───── Texto selecionado

Um dia lavado de cinzento

Quinta-feira, 30 de Outubro de 1975

Hoje o tempo manteve-se do mesmo modo: cinzento, molhado e sem qualquer promessa de mudança. Acordei com o som da chuva a bater no vidro, como se o dia quisesse repetir exactamente o anterior. Levantei-me sem grande vontade, mas a rotina não espera por ninguém — muito menos por sonhos teimosos ou memórias que insistem em ficar.

A viagem para o Porto foi silenciosa. Desta vez o Benjamim apareceu, mas vinha tão encolhido no casaco que mal trocamos meia dúzia de palavras. O ritmo do trólei, lento e constante, parecia acompanhar o humor geral do dia. Não pensei muito na Dila hoje; talvez porque a memória de ontem ainda estivesse demasiado viva e, de certa forma, demasiado pesada. É curioso como certos pensamentos se prolongam e outros se retraem sozinhos, como se tivessem vontade própria.

No liceu, a tarde seguiu o registo habitual destes dias chuvosos: colegas ensonados, corredores húmidos, professores com discursos que se perdiam no ar frio da sala. Tudo parecia mais abafado do que o costume, sem brilho, sem grandes motivos para sorrir. O recreio foi curto, sem história e quase sem conversa. Era daqueles dias em que toda a gente parece esconder-se dentro de si própria.

À saída, a chuva apertou de novo, e o casaco já não chegava para evitar a sensação de frio. Voltei para casa com o passo apressado, mas sem pressas por dentro — apenas um cansaço manso, daqueles que não se curam com sono, mas com algum silêncio.

Agora, ao escrever estas linhas, dou por mim a notar como o tempo tem influência nas emoções. A Dila hoje não entrou pela porta principal do pensamento, ficou apenas num canto, sossegada, sem fazer barulho. Talvez o coração precise destes intervalos para respirar. Talvez certas memórias precisem de repouso para não perderem a força.

Termino o dia assim: com a chuva lá fora e um vazio leve cá dentro, não triste, apenas… cinzento. E às vezes, ou não, o cinzento também tem a sua poesia.

──────────

Ação requerida: Reproduza fielmente o trecho da entrada de diário que vai de "Agora, ao escrever" a "a sua poesia.". Baseie-se unicamente na entrada de diário acima.

───── Informação extraída

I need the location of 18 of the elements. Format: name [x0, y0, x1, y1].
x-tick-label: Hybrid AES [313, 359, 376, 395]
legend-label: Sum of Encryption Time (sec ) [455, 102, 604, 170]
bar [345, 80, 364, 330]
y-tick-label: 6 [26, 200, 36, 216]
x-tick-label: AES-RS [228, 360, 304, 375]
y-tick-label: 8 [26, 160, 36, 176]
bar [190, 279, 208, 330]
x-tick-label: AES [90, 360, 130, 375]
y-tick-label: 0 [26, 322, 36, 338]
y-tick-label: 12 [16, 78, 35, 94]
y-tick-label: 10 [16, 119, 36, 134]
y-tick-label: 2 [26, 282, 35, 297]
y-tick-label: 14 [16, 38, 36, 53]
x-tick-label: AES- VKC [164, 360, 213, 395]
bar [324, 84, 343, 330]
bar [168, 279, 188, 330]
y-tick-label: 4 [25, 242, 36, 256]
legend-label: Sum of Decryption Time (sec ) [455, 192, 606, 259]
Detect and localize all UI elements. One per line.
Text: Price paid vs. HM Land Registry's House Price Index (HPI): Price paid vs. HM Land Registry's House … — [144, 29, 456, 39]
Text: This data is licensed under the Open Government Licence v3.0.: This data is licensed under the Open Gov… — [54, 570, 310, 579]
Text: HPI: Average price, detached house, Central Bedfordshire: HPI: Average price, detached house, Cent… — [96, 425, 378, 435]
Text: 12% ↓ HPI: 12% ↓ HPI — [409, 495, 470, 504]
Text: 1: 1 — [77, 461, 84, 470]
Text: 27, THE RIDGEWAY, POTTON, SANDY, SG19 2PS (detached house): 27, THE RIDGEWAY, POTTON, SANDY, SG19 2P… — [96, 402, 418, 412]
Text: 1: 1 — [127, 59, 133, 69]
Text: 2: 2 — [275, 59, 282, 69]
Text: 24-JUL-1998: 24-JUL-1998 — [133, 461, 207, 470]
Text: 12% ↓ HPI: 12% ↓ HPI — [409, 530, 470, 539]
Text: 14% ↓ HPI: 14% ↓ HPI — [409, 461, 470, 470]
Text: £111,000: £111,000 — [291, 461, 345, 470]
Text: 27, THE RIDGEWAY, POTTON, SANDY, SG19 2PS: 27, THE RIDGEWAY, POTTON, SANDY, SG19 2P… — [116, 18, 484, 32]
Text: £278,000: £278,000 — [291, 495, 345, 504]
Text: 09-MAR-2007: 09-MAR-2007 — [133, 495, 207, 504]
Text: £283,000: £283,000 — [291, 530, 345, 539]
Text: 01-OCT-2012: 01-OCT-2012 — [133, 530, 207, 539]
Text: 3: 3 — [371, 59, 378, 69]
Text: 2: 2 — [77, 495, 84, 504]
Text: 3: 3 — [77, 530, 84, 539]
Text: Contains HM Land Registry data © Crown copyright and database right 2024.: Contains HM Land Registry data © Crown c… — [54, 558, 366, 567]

──────────

Resposta:
Agora, ao escrever estas linhas, dou por mim a notar como o tempo tem influência nas emoções. A Dila hoje não entrou pela porta principal do pensamento, ficou apenas num canto, sossegada, sem fazer barulho. Talvez o coração precise destes intervalos para respirar. Talvez certas memórias precisem de repouso para não perderem a força.

Termino o dia assim: com a chuva lá fora e um vazio leve cá dentro, não triste, apenas… cinzento. E às vezes, ou não, o cinzento também tem a sua poesia.